* RECORDED INFORMATION
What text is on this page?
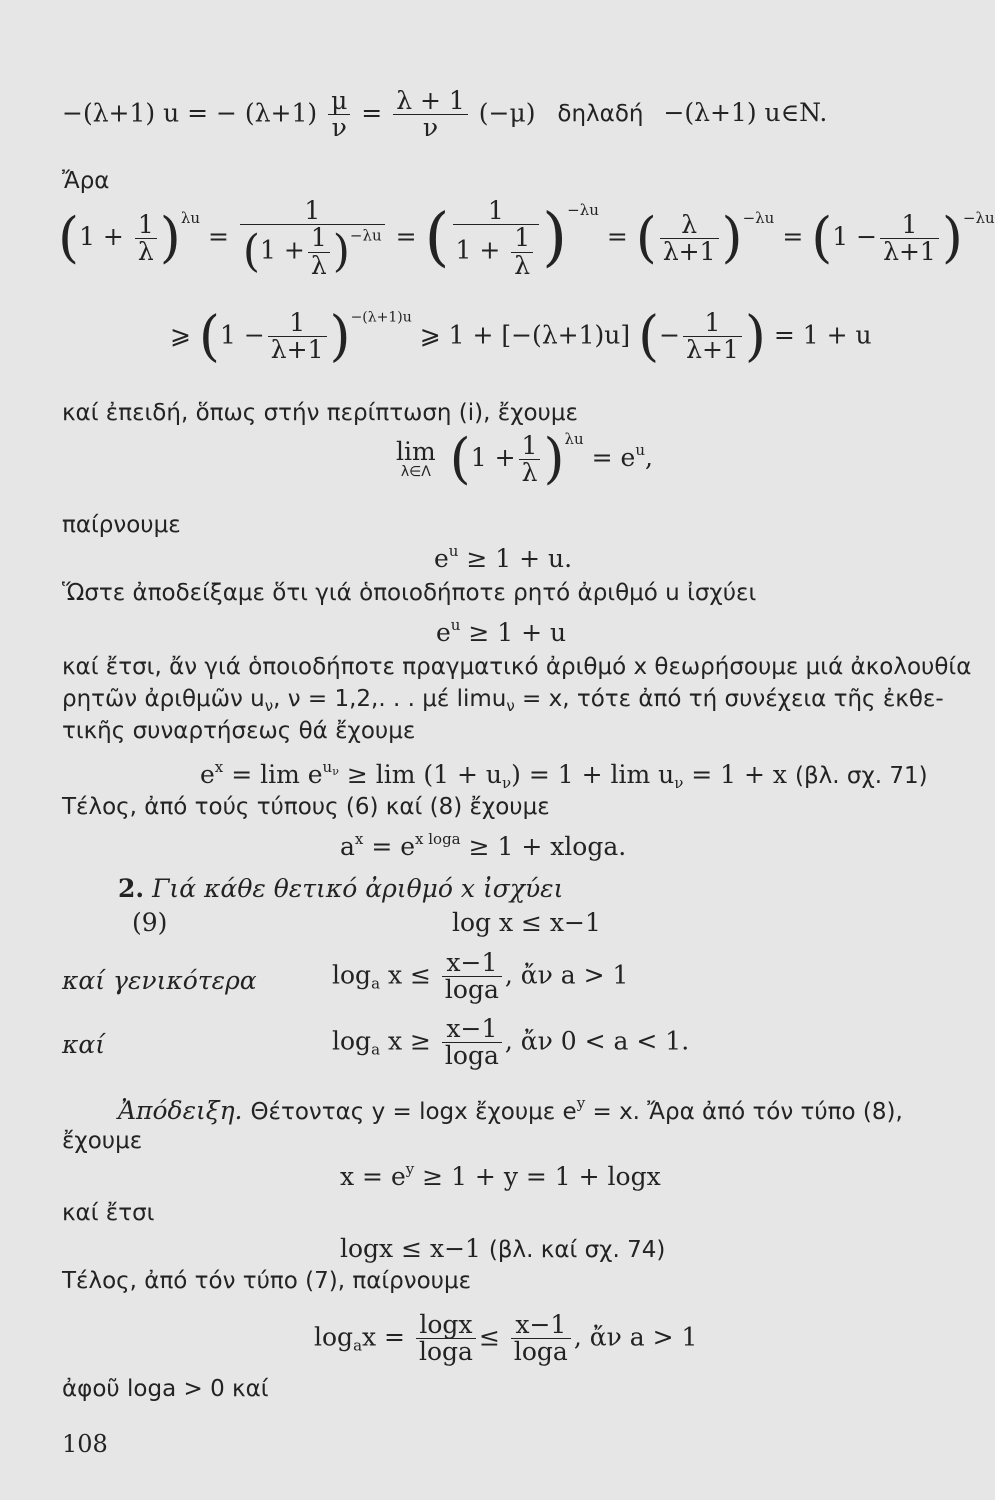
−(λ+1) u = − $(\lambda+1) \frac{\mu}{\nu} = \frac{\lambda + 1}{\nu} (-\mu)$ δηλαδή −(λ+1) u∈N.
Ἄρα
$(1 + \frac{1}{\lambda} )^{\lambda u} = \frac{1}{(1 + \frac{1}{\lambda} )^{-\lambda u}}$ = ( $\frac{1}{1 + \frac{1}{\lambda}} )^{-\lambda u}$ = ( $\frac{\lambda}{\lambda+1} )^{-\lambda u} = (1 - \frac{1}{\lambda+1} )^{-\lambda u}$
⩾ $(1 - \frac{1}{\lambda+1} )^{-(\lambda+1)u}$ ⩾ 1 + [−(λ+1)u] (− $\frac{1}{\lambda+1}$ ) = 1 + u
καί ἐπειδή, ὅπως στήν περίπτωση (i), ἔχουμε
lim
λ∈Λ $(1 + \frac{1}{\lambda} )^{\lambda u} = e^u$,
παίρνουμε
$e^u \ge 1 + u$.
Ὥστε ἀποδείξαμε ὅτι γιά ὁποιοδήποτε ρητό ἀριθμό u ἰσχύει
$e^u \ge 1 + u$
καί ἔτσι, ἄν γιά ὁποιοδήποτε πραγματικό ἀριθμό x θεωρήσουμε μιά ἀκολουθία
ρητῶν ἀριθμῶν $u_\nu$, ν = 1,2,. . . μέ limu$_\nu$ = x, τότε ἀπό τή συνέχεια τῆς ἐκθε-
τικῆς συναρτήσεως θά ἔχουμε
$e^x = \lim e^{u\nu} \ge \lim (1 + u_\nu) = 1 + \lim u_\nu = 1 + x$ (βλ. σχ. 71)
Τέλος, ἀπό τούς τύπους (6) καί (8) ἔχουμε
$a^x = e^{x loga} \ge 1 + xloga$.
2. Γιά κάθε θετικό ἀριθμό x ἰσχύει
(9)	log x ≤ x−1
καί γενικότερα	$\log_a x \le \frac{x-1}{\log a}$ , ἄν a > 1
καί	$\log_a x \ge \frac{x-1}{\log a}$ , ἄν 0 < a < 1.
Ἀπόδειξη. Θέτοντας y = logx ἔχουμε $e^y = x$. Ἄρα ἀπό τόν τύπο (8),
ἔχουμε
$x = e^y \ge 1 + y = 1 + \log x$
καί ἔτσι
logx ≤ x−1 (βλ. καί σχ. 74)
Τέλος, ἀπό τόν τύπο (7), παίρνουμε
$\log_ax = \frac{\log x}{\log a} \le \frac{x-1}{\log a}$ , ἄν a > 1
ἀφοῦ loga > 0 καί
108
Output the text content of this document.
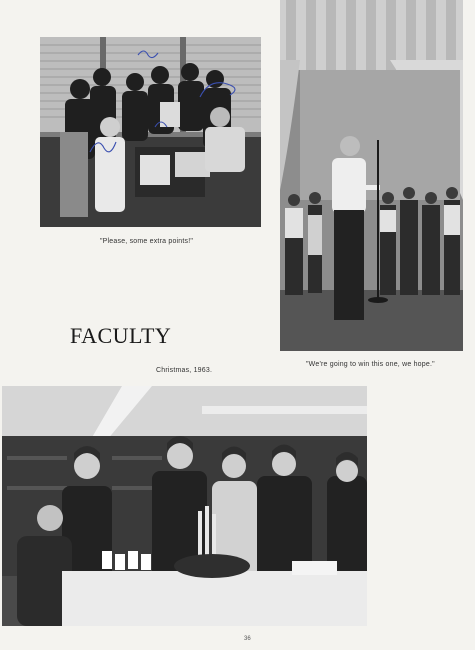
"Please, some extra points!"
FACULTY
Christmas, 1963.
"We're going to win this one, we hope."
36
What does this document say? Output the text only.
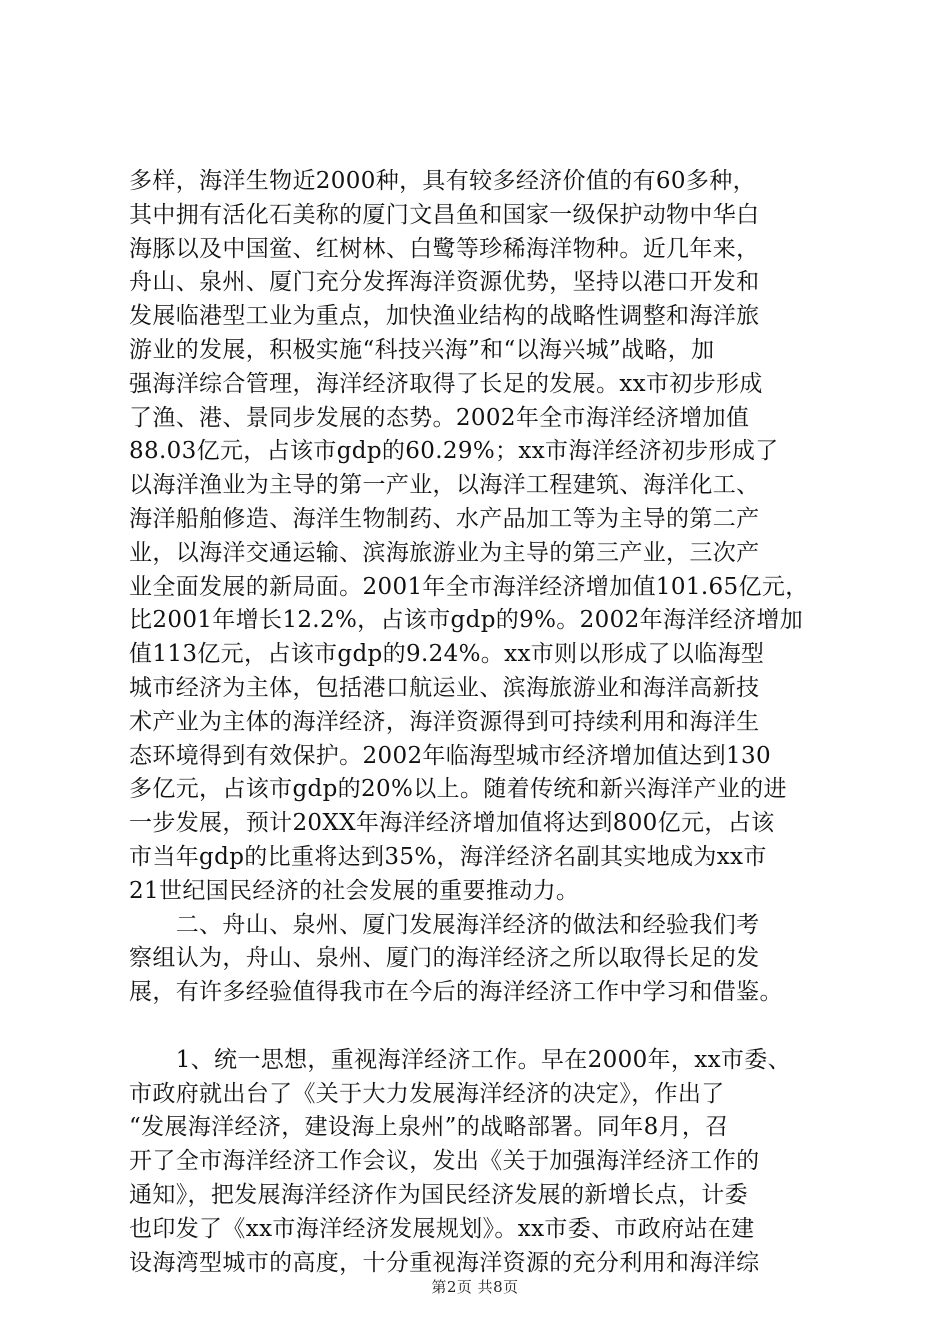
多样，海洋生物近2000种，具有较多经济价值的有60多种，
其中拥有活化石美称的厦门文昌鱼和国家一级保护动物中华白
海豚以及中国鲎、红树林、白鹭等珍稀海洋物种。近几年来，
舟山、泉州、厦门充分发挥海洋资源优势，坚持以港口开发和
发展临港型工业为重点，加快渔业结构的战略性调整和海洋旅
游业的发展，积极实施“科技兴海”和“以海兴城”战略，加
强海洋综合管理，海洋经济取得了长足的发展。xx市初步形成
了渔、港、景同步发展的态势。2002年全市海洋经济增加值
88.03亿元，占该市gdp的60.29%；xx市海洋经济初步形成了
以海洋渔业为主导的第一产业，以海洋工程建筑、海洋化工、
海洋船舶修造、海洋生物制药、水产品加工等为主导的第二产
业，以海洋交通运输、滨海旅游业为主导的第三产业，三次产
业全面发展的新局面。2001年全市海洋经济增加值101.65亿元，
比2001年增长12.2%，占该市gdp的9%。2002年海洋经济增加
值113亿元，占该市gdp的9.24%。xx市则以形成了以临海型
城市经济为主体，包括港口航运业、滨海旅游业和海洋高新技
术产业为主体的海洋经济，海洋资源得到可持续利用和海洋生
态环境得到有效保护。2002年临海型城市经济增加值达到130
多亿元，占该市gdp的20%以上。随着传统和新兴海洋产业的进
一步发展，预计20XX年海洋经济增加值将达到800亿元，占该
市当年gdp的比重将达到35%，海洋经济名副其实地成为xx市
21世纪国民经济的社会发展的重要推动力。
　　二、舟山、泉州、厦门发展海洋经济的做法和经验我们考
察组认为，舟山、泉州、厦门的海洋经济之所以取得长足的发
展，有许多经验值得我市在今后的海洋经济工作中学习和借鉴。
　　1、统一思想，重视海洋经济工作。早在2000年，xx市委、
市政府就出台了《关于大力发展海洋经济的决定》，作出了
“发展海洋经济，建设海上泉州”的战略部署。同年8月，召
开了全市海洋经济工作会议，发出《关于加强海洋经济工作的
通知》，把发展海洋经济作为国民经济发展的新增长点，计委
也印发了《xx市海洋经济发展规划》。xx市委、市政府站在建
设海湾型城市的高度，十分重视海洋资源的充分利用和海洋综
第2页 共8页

* WHAT TO WORK ON
Locate "Output the text content of this document." in the entries above. Copy, exactly and only, the lines from that line to the end, leaving out the pictures.

* TASK ANSWER
Output the text content of this document.
"Please, some extra points!"
FACULTY
Christmas, 1963.
"We're going to win this one, we hope."
36
What does this document say? Output the text only.
多样，海洋生物近2000种，具有较多经济价值的有60多种，
其中拥有活化石美称的厦门文昌鱼和国家一级保护动物中华白
海豚以及中国鲎、红树林、白鹭等珍稀海洋物种。近几年来，
舟山、泉州、厦门充分发挥海洋资源优势，坚持以港口开发和
发展临港型工业为重点，加快渔业结构的战略性调整和海洋旅
游业的发展，积极实施“科技兴海”和“以海兴城”战略，加
强海洋综合管理，海洋经济取得了长足的发展。xx市初步形成
了渔、港、景同步发展的态势。2002年全市海洋经济增加值
88.03亿元，占该市gdp的60.29%；xx市海洋经济初步形成了
以海洋渔业为主导的第一产业，以海洋工程建筑、海洋化工、
海洋船舶修造、海洋生物制药、水产品加工等为主导的第二产
业，以海洋交通运输、滨海旅游业为主导的第三产业，三次产
业全面发展的新局面。2001年全市海洋经济增加值101.65亿元，
比2001年增长12.2%，占该市gdp的9%。2002年海洋经济增加
值113亿元，占该市gdp的9.24%。xx市则以形成了以临海型
城市经济为主体，包括港口航运业、滨海旅游业和海洋高新技
术产业为主体的海洋经济，海洋资源得到可持续利用和海洋生
态环境得到有效保护。2002年临海型城市经济增加值达到130
多亿元，占该市gdp的20%以上。随着传统和新兴海洋产业的进
一步发展，预计20XX年海洋经济增加值将达到800亿元，占该
市当年gdp的比重将达到35%，海洋经济名副其实地成为xx市
21世纪国民经济的社会发展的重要推动力。
　　二、舟山、泉州、厦门发展海洋经济的做法和经验我们考
察组认为，舟山、泉州、厦门的海洋经济之所以取得长足的发
展，有许多经验值得我市在今后的海洋经济工作中学习和借鉴。
　　1、统一思想，重视海洋经济工作。早在2000年，xx市委、
市政府就出台了《关于大力发展海洋经济的决定》，作出了
“发展海洋经济，建设海上泉州”的战略部署。同年8月，召
开了全市海洋经济工作会议，发出《关于加强海洋经济工作的
通知》，把发展海洋经济作为国民经济发展的新增长点，计委
也印发了《xx市海洋经济发展规划》。xx市委、市政府站在建
设海湾型城市的高度，十分重视海洋资源的充分利用和海洋综
第2页 共8页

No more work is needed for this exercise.